begin Listed entries
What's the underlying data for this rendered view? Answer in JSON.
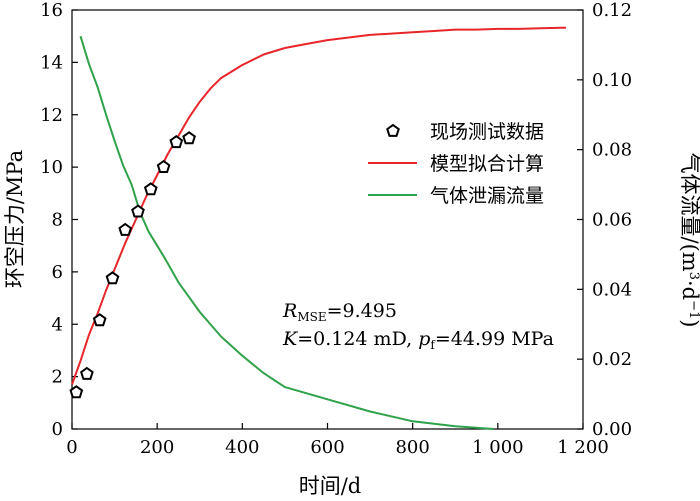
{
  "chart_data": {
    "type": "line",
    "xlabel": "时间/d",
    "ylabel_left": "环空压力/MPa",
    "ylabel_right": "气体流量/(m³·d⁻¹)",
    "ylabel_right_parts": {
      "base": "气体流量/(m",
      "exp1": "3",
      "mid": "·d",
      "exp2": "−1",
      "end": ")"
    },
    "xlim": [
      0,
      1200
    ],
    "ylim_left": [
      0,
      16
    ],
    "ylim_right": [
      0,
      0.12
    ],
    "x_ticks": [
      0,
      200,
      400,
      600,
      800,
      1000,
      1200
    ],
    "x_tick_labels": [
      "0",
      "200",
      "400",
      "600",
      "800",
      "1 000",
      "1 200"
    ],
    "y_left_ticks": [
      0,
      2,
      4,
      6,
      8,
      10,
      12,
      14,
      16
    ],
    "y_left_tick_labels": [
      "0",
      "2",
      "4",
      "6",
      "8",
      "10",
      "12",
      "14",
      "16"
    ],
    "y_right_ticks": [
      0,
      0.02,
      0.04,
      0.06,
      0.08,
      0.1,
      0.12
    ],
    "y_right_tick_labels": [
      "0.00",
      "0.02",
      "0.04",
      "0.06",
      "0.08",
      "0.10",
      "0.12"
    ],
    "grid": false,
    "legend_position": "right-center",
    "series": [
      {
        "name": "现场测试数据",
        "kind": "scatter",
        "axis": "left",
        "color": "#000000",
        "x": [
          10,
          35,
          65,
          95,
          125,
          155,
          185,
          215,
          245,
          275
        ],
        "y": [
          1.4,
          2.1,
          4.15,
          5.75,
          7.6,
          8.3,
          9.15,
          10.0,
          10.95,
          11.1
        ]
      },
      {
        "name": "模型拟合计算",
        "kind": "line",
        "axis": "left",
        "color": "#e8262a",
        "x": [
          0,
          20,
          40,
          60,
          80,
          100,
          125,
          150,
          175,
          200,
          225,
          250,
          275,
          300,
          325,
          350,
          400,
          450,
          500,
          550,
          600,
          650,
          700,
          750,
          800,
          850,
          900,
          950,
          1000,
          1050,
          1100,
          1150,
          1160
        ],
        "y": [
          1.7,
          2.6,
          3.6,
          4.4,
          5.3,
          6.1,
          7.1,
          8.0,
          8.9,
          9.7,
          10.5,
          11.2,
          11.9,
          12.5,
          13.0,
          13.4,
          13.9,
          14.3,
          14.55,
          14.7,
          14.85,
          14.95,
          15.05,
          15.1,
          15.15,
          15.2,
          15.25,
          15.25,
          15.28,
          15.28,
          15.3,
          15.32,
          15.32
        ]
      },
      {
        "name": "气体泄漏流量",
        "kind": "line",
        "axis": "right",
        "color": "#2fa24a",
        "x": [
          20,
          40,
          60,
          80,
          100,
          120,
          140,
          160,
          180,
          200,
          220,
          250,
          300,
          350,
          400,
          450,
          500,
          600,
          700,
          800,
          900,
          990
        ],
        "y": [
          0.1125,
          0.1045,
          0.098,
          0.09,
          0.0825,
          0.0755,
          0.07,
          0.062,
          0.0565,
          0.0525,
          0.0485,
          0.042,
          0.0335,
          0.0265,
          0.021,
          0.016,
          0.012,
          0.0085,
          0.005,
          0.0022,
          0.0008,
          0.0
        ]
      }
    ],
    "annotations": {
      "rmse_symbol": "R",
      "rmse_sub": "MSE",
      "rmse_value": "=9.495",
      "k_symbol": "K",
      "k_value": "=0.124 mD, ",
      "pf_symbol": "p",
      "pf_sub": "f",
      "pf_value": "=44.99 MPa"
    }
  }
}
end Listed entries
▶ Aim of the exercise:
Extract all the data above exactly, excluding every picture.

▶ Result:
What's the underlying data for this rendered view? Answer in JSON.
{
  "chart_data": {
    "type": "line",
    "xlabel": "时间/d",
    "ylabel_left": "环空压力/MPa",
    "ylabel_right": "气体流量/(m³·d⁻¹)",
    "ylabel_right_parts": {
      "base": "气体流量/(m",
      "exp1": "3",
      "mid": "·d",
      "exp2": "−1",
      "end": ")"
    },
    "xlim": [
      0,
      1200
    ],
    "ylim_left": [
      0,
      16
    ],
    "ylim_right": [
      0,
      0.12
    ],
    "x_ticks": [
      0,
      200,
      400,
      600,
      800,
      1000,
      1200
    ],
    "x_tick_labels": [
      "0",
      "200",
      "400",
      "600",
      "800",
      "1 000",
      "1 200"
    ],
    "y_left_ticks": [
      0,
      2,
      4,
      6,
      8,
      10,
      12,
      14,
      16
    ],
    "y_left_tick_labels": [
      "0",
      "2",
      "4",
      "6",
      "8",
      "10",
      "12",
      "14",
      "16"
    ],
    "y_right_ticks": [
      0,
      0.02,
      0.04,
      0.06,
      0.08,
      0.1,
      0.12
    ],
    "y_right_tick_labels": [
      "0.00",
      "0.02",
      "0.04",
      "0.06",
      "0.08",
      "0.10",
      "0.12"
    ],
    "grid": false,
    "legend_position": "right-center",
    "series": [
      {
        "name": "现场测试数据",
        "kind": "scatter",
        "axis": "left",
        "color": "#000000",
        "x": [
          10,
          35,
          65,
          95,
          125,
          155,
          185,
          215,
          245,
          275
        ],
        "y": [
          1.4,
          2.1,
          4.15,
          5.75,
          7.6,
          8.3,
          9.15,
          10.0,
          10.95,
          11.1
        ]
      },
      {
        "name": "模型拟合计算",
        "kind": "line",
        "axis": "left",
        "color": "#e8262a",
        "x": [
          0,
          20,
          40,
          60,
          80,
          100,
          125,
          150,
          175,
          200,
          225,
          250,
          275,
          300,
          325,
          350,
          400,
          450,
          500,
          550,
          600,
          650,
          700,
          750,
          800,
          850,
          900,
          950,
          1000,
          1050,
          1100,
          1150,
          1160
        ],
        "y": [
          1.7,
          2.6,
          3.6,
          4.4,
          5.3,
          6.1,
          7.1,
          8.0,
          8.9,
          9.7,
          10.5,
          11.2,
          11.9,
          12.5,
          13.0,
          13.4,
          13.9,
          14.3,
          14.55,
          14.7,
          14.85,
          14.95,
          15.05,
          15.1,
          15.15,
          15.2,
          15.25,
          15.25,
          15.28,
          15.28,
          15.3,
          15.32,
          15.32
        ]
      },
      {
        "name": "气体泄漏流量",
        "kind": "line",
        "axis": "right",
        "color": "#2fa24a",
        "x": [
          20,
          40,
          60,
          80,
          100,
          120,
          140,
          160,
          180,
          200,
          220,
          250,
          300,
          350,
          400,
          450,
          500,
          600,
          700,
          800,
          900,
          990
        ],
        "y": [
          0.1125,
          0.1045,
          0.098,
          0.09,
          0.0825,
          0.0755,
          0.07,
          0.062,
          0.0565,
          0.0525,
          0.0485,
          0.042,
          0.0335,
          0.0265,
          0.021,
          0.016,
          0.012,
          0.0085,
          0.005,
          0.0022,
          0.0008,
          0.0
        ]
      }
    ],
    "annotations": {
      "rmse_symbol": "R",
      "rmse_sub": "MSE",
      "rmse_value": "=9.495",
      "k_symbol": "K",
      "k_value": "=0.124 mD, ",
      "pf_symbol": "p",
      "pf_sub": "f",
      "pf_value": "=44.99 MPa"
    }
  }
}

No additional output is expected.